## GIVEN PROBLEM
Each line that follows is to be retyped exactly.

## WORKING DATA
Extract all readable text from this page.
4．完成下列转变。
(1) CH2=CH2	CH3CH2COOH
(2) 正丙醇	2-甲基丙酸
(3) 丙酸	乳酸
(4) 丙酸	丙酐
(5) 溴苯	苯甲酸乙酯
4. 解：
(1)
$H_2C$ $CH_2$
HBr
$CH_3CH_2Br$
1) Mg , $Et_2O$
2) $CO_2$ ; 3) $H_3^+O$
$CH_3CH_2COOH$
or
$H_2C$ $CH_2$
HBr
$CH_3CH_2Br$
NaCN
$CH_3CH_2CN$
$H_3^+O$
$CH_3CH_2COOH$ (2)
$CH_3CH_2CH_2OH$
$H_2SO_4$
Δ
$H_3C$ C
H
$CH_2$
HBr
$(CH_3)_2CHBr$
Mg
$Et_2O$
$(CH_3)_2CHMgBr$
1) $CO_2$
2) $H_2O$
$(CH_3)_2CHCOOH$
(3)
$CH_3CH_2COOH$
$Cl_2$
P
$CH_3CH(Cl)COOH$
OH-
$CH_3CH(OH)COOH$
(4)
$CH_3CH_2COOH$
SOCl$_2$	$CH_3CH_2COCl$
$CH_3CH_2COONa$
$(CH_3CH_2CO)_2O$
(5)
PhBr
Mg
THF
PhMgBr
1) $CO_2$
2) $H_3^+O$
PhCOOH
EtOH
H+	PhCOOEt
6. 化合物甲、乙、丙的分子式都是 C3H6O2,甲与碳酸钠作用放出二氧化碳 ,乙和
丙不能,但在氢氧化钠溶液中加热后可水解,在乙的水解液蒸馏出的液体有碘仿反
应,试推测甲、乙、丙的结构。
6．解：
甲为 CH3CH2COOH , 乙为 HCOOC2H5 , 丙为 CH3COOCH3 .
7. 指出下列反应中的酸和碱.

## WRITTEN SOLUTION
Extract all readable text from this page.
4．完成下列转变。
(1) CH2=CH2	CH3CH2COOH
(2) 正丙醇	2-甲基丙酸
(3) 丙酸	乳酸
(4) 丙酸	丙酐
(5) 溴苯	苯甲酸乙酯
4. 解：
(1)
$H_2C$ $CH_2$
HBr
$CH_3CH_2Br$
1) Mg , $Et_2O$
2) $CO_2$ ; 3) $H_3^+O$
$CH_3CH_2COOH$
or
$H_2C$ $CH_2$
HBr
$CH_3CH_2Br$
NaCN
$CH_3CH_2CN$
$H_3^+O$
$CH_3CH_2COOH$ (2)
$CH_3CH_2CH_2OH$
$H_2SO_4$
Δ
$H_3C$ C
H
$CH_2$
HBr
$(CH_3)_2CHBr$
Mg
$Et_2O$
$(CH_3)_2CHMgBr$
1) $CO_2$
2) $H_2O$
$(CH_3)_2CHCOOH$
(3)
$CH_3CH_2COOH$
$Cl_2$
P
$CH_3CH(Cl)COOH$
OH-
$CH_3CH(OH)COOH$
(4)
$CH_3CH_2COOH$
SOCl$_2$	$CH_3CH_2COCl$
$CH_3CH_2COONa$
$(CH_3CH_2CO)_2O$
(5)
PhBr
Mg
THF
PhMgBr
1) $CO_2$
2) $H_3^+O$
PhCOOH
EtOH
H+	PhCOOEt
6. 化合物甲、乙、丙的分子式都是 C3H6O2,甲与碳酸钠作用放出二氧化碳 ,乙和
丙不能,但在氢氧化钠溶液中加热后可水解,在乙的水解液蒸馏出的液体有碘仿反
应,试推测甲、乙、丙的结构。
6．解：
甲为 CH3CH2COOH , 乙为 HCOOC2H5 , 丙为 CH3COOCH3 .
7. 指出下列反应中的酸和碱.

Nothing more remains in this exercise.